Identify the lines that contain the word "JSON" and copy each one.
[begin Stored records]
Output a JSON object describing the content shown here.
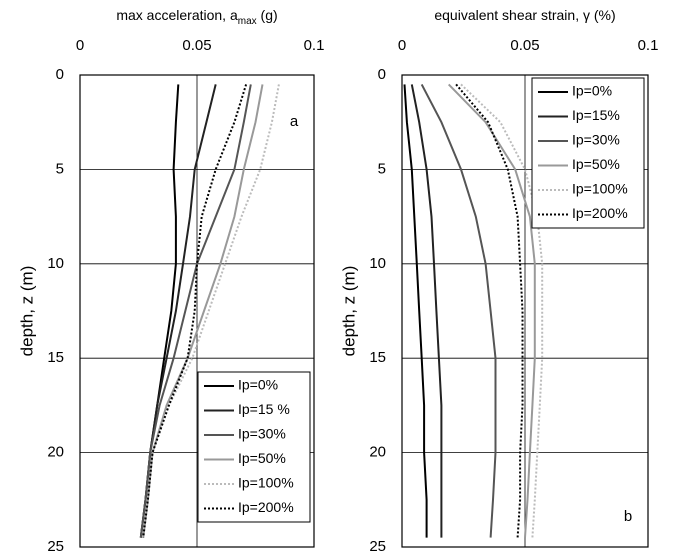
{
  "chart_data": [
    {
      "type": "line",
      "xlabel": "max acceleration, a",
      "xlabel_sub": "max",
      "xlabel_end": " (g)",
      "ylabel": "depth, z (m)",
      "annotation": "a",
      "xlim": [
        0,
        0.1
      ],
      "xticks": [
        0,
        0.05,
        0.1
      ],
      "ylim": [
        0,
        25
      ],
      "yticks": [
        0,
        5,
        10,
        15,
        20,
        25
      ],
      "y_inverted": true,
      "grid": true,
      "legend": "lower right",
      "depth": [
        0.5,
        2.5,
        5,
        7.5,
        10,
        12.5,
        15,
        17.5,
        20,
        22.5,
        24.5
      ],
      "series": [
        {
          "name": "Ip=0%",
          "color": "#000000",
          "dash": "solid",
          "values": [
            0.042,
            0.041,
            0.04,
            0.041,
            0.041,
            0.039,
            0.036,
            0.033,
            0.03,
            0.028,
            0.026
          ]
        },
        {
          "name": "Ip=15 %",
          "color": "#222222",
          "dash": "solid",
          "values": [
            0.058,
            0.054,
            0.049,
            0.047,
            0.044,
            0.041,
            0.037,
            0.033,
            0.03,
            0.028,
            0.026
          ]
        },
        {
          "name": "Ip=30%",
          "color": "#555555",
          "dash": "solid",
          "values": [
            0.073,
            0.07,
            0.066,
            0.058,
            0.05,
            0.045,
            0.04,
            0.034,
            0.03,
            0.028,
            0.026
          ]
        },
        {
          "name": "Ip=50%",
          "color": "#999999",
          "dash": "solid",
          "values": [
            0.078,
            0.075,
            0.07,
            0.066,
            0.06,
            0.053,
            0.046,
            0.037,
            0.031,
            0.029,
            0.027
          ]
        },
        {
          "name": "Ip=100%",
          "color": "#bbbbbb",
          "dash": "dotted",
          "values": [
            0.085,
            0.082,
            0.077,
            0.069,
            0.062,
            0.055,
            0.048,
            0.038,
            0.031,
            0.029,
            0.027
          ]
        },
        {
          "name": "Ip=200%",
          "color": "#000000",
          "dash": "dotted",
          "values": [
            0.071,
            0.066,
            0.058,
            0.052,
            0.05,
            0.049,
            0.046,
            0.038,
            0.031,
            0.029,
            0.027
          ]
        }
      ]
    },
    {
      "type": "line",
      "xlabel": "equivalent shear strain, γ (%)",
      "ylabel": "depth, z (m)",
      "annotation": "b",
      "xlim": [
        0,
        0.1
      ],
      "xticks": [
        0,
        0.05,
        0.1
      ],
      "ylim": [
        0,
        25
      ],
      "yticks": [
        0,
        5,
        10,
        15,
        20,
        25
      ],
      "y_inverted": true,
      "grid": true,
      "legend": "upper right",
      "depth": [
        0.5,
        2.5,
        5,
        7.5,
        10,
        12.5,
        15,
        17.5,
        20,
        22.5,
        24.5
      ],
      "series": [
        {
          "name": "Ip=0%",
          "color": "#000000",
          "dash": "solid",
          "values": [
            0.001,
            0.002,
            0.004,
            0.005,
            0.006,
            0.007,
            0.008,
            0.009,
            0.009,
            0.01,
            0.01
          ]
        },
        {
          "name": "Ip=15%",
          "color": "#222222",
          "dash": "solid",
          "values": [
            0.004,
            0.007,
            0.01,
            0.012,
            0.013,
            0.014,
            0.015,
            0.016,
            0.016,
            0.016,
            0.016
          ]
        },
        {
          "name": "Ip=30%",
          "color": "#555555",
          "dash": "solid",
          "values": [
            0.008,
            0.016,
            0.024,
            0.03,
            0.034,
            0.036,
            0.038,
            0.038,
            0.038,
            0.037,
            0.036
          ]
        },
        {
          "name": "Ip=50%",
          "color": "#999999",
          "dash": "solid",
          "values": [
            0.019,
            0.034,
            0.046,
            0.052,
            0.054,
            0.054,
            0.054,
            0.053,
            0.052,
            0.051,
            0.05
          ]
        },
        {
          "name": "Ip=100%",
          "color": "#bbbbbb",
          "dash": "dotted",
          "values": [
            0.024,
            0.04,
            0.05,
            0.055,
            0.057,
            0.057,
            0.057,
            0.056,
            0.055,
            0.054,
            0.053
          ]
        },
        {
          "name": "Ip=200%",
          "color": "#000000",
          "dash": "dotted",
          "values": [
            0.022,
            0.035,
            0.043,
            0.047,
            0.048,
            0.049,
            0.049,
            0.049,
            0.048,
            0.048,
            0.047
          ]
        }
      ]
    }
  ]
}
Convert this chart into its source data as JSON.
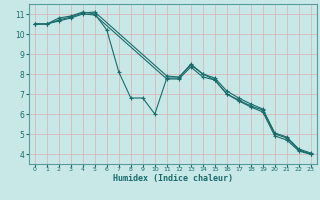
{
  "xlabel": "Humidex (Indice chaleur)",
  "bg_color": "#c8e8e8",
  "grid_color": "#e8e8e8",
  "line_color": "#1a6b6b",
  "spine_color": "#5a9a9a",
  "xlim": [
    -0.5,
    23.5
  ],
  "ylim": [
    3.5,
    11.5
  ],
  "yticks": [
    4,
    5,
    6,
    7,
    8,
    9,
    10,
    11
  ],
  "xticks": [
    0,
    1,
    2,
    3,
    4,
    5,
    6,
    7,
    8,
    9,
    10,
    11,
    12,
    13,
    14,
    15,
    16,
    17,
    18,
    19,
    20,
    21,
    22,
    23
  ],
  "line1": {
    "x": [
      0,
      1,
      2,
      3,
      4,
      5,
      6,
      7,
      8,
      9,
      10,
      11,
      12,
      13,
      14,
      15,
      16,
      17,
      18,
      19,
      20,
      21,
      22,
      23
    ],
    "y": [
      10.5,
      10.5,
      10.8,
      10.9,
      11.1,
      11.0,
      10.2,
      8.1,
      6.8,
      6.8,
      6.0,
      7.8,
      7.8,
      8.5,
      8.0,
      7.7,
      7.0,
      6.7,
      6.4,
      6.2,
      5.0,
      4.8,
      4.2,
      4.0
    ]
  },
  "line2": {
    "x": [
      0,
      1,
      2,
      3,
      4,
      5,
      11,
      12,
      13,
      14,
      15,
      16,
      17,
      18,
      19,
      20,
      21,
      22,
      23
    ],
    "y": [
      10.5,
      10.5,
      10.7,
      10.85,
      11.05,
      11.1,
      7.9,
      7.85,
      8.45,
      8.0,
      7.8,
      7.15,
      6.8,
      6.5,
      6.25,
      5.05,
      4.85,
      4.25,
      4.05
    ]
  },
  "line3": {
    "x": [
      0,
      1,
      2,
      3,
      4,
      5,
      11,
      12,
      13,
      14,
      15,
      16,
      17,
      18,
      19,
      20,
      21,
      22,
      23
    ],
    "y": [
      10.5,
      10.5,
      10.65,
      10.8,
      11.0,
      10.95,
      7.75,
      7.75,
      8.35,
      7.85,
      7.7,
      7.0,
      6.65,
      6.35,
      6.1,
      4.9,
      4.7,
      4.15,
      3.98
    ]
  }
}
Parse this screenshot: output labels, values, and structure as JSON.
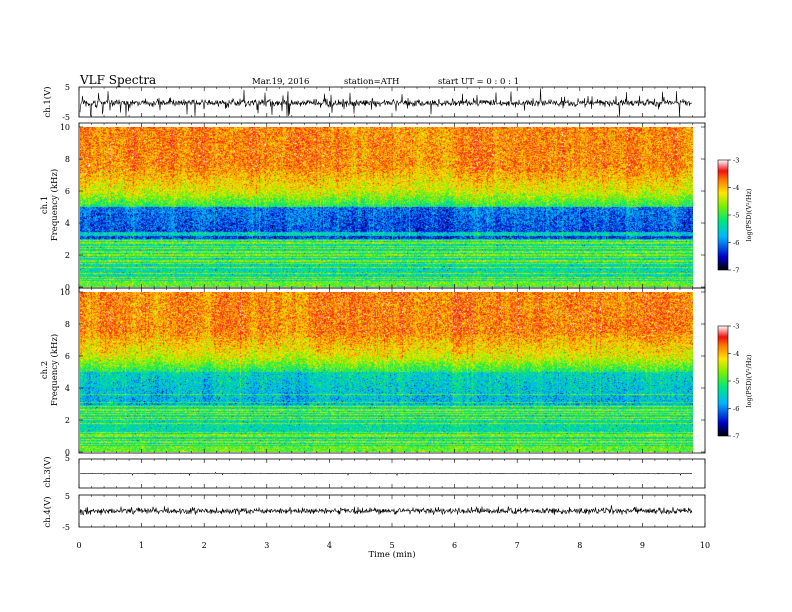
{
  "header": {
    "title": "VLF  Spectra",
    "date": "Mar.19, 2016",
    "station": "station=ATH",
    "start": "start  UT  =   0  :  0  :  1"
  },
  "chart_data": [
    {
      "type": "line",
      "panel": "ch1-waveform",
      "ylabel": "ch.1(V)",
      "ylim": [
        -5,
        5
      ],
      "yticks": [
        "5",
        "-5"
      ],
      "xlim": [
        0,
        10
      ],
      "baseline": -0.3
    },
    {
      "type": "heatmap",
      "panel": "ch1-spectrogram",
      "ylabel": "Frequency  (kHz)",
      "channel_label": "ch.1",
      "ylim": [
        0,
        10
      ],
      "yticks": [
        "0",
        "2",
        "4",
        "6",
        "8",
        "10"
      ],
      "xlim": [
        0,
        9.8
      ],
      "colorbar": {
        "label": "log(PSD)(V²/Hz)",
        "range": [
          -7,
          -3
        ],
        "ticks": [
          "-3",
          "-4",
          "-5",
          "-6",
          "-7"
        ]
      }
    },
    {
      "type": "heatmap",
      "panel": "ch2-spectrogram",
      "ylabel": "Frequency  (kHz)",
      "channel_label": "ch.2",
      "ylim": [
        0,
        10
      ],
      "yticks": [
        "0",
        "2",
        "4",
        "6",
        "8",
        "10"
      ],
      "xlim": [
        0,
        9.8
      ],
      "colorbar": {
        "label": "log(PSD)(V²/Hz)",
        "range": [
          -7,
          -3
        ],
        "ticks": [
          "-3",
          "-4",
          "-5",
          "-6",
          "-7"
        ]
      }
    },
    {
      "type": "line",
      "panel": "ch3-waveform",
      "ylabel": "ch.3(V)",
      "ylim": [
        -5,
        5
      ],
      "yticks": [
        "5"
      ],
      "xlim": [
        0,
        10
      ],
      "baseline": 0
    },
    {
      "type": "line",
      "panel": "ch4-waveform",
      "ylabel": "ch.4(V)",
      "ylim": [
        -5,
        5
      ],
      "yticks": [
        "5",
        "-5"
      ],
      "xlim": [
        0,
        10
      ],
      "baseline": 0
    }
  ],
  "xaxis": {
    "label": "Time  (min)",
    "ticks": [
      "0",
      "1",
      "2",
      "3",
      "4",
      "5",
      "6",
      "7",
      "8",
      "9",
      "10"
    ]
  }
}
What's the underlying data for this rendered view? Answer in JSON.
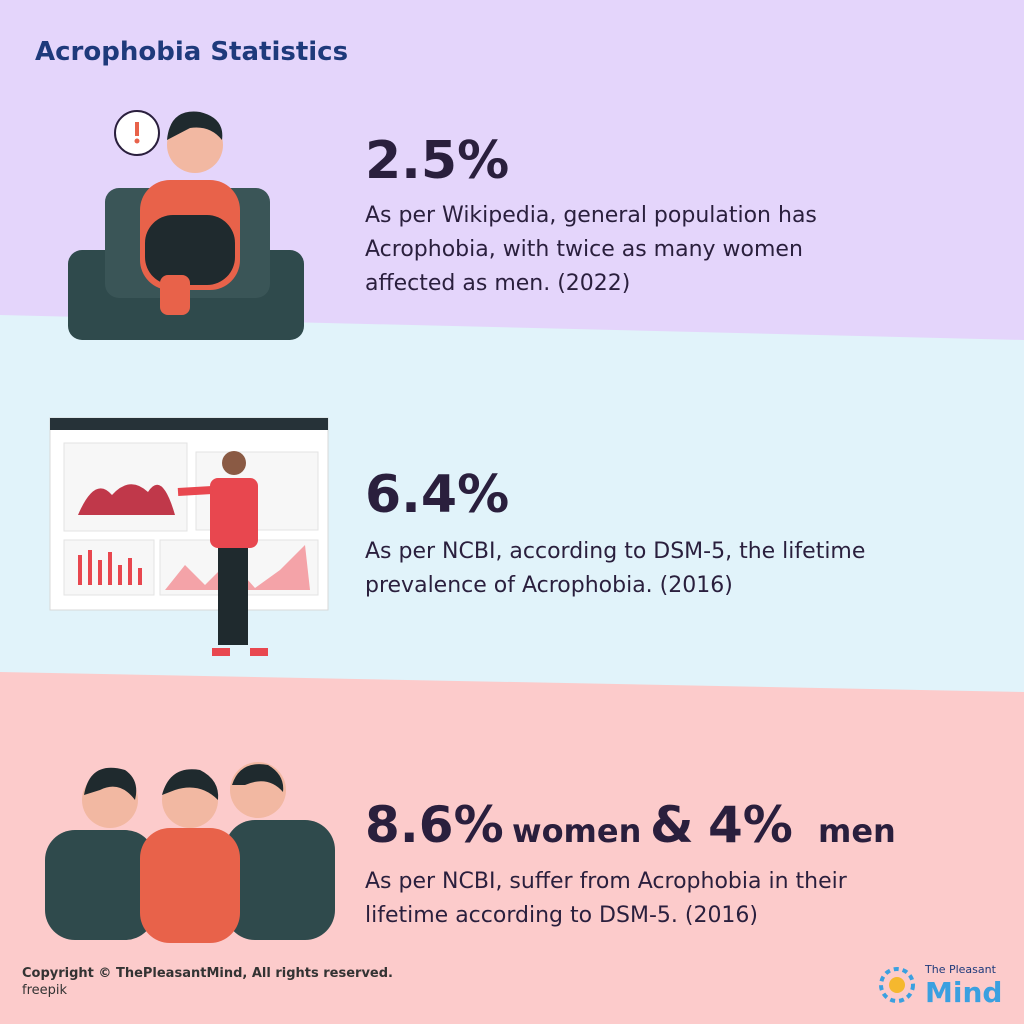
{
  "header": {
    "title": "Acrophobia Statistics"
  },
  "sections": [
    {
      "stat": [
        "2.5%"
      ],
      "lines": [
        "As per Wikipedia, general population has",
        "Acrophobia, with twice as many women",
        "affected as men. (2022)"
      ]
    },
    {
      "stat": [
        "6.4%"
      ],
      "lines": [
        "As per NCBI, according to DSM-5, the lifetime",
        "prevalence of Acrophobia. (2016)"
      ]
    },
    {
      "stat": [
        "8.6%",
        "women",
        "&",
        "4%",
        "men"
      ],
      "lines": [
        "As per NCBI, suffer from Acrophobia in their",
        "lifetime according to DSM-5. (2016)"
      ]
    }
  ],
  "footer": {
    "copyright": "Copyright © ThePleasantMind, All rights reserved.",
    "credit": "freepik",
    "logo_top": "The Pleasant",
    "logo_bottom": "Mind"
  }
}
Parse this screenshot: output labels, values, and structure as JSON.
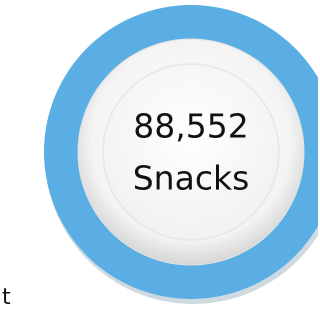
{
  "plate": {
    "count": "88,552",
    "label": "Snacks"
  },
  "fragment": "t"
}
[end Stored records]
-- Correct answer --
Output a JSON object describing the content shown here.
Convert this chart into its source data as JSON.
Parse this screenshot: output labels, values, and structure as JSON.
What's the underlying data for this rendered view? Answer in JSON.
Parse this screenshot: output labels, values, and structure as JSON.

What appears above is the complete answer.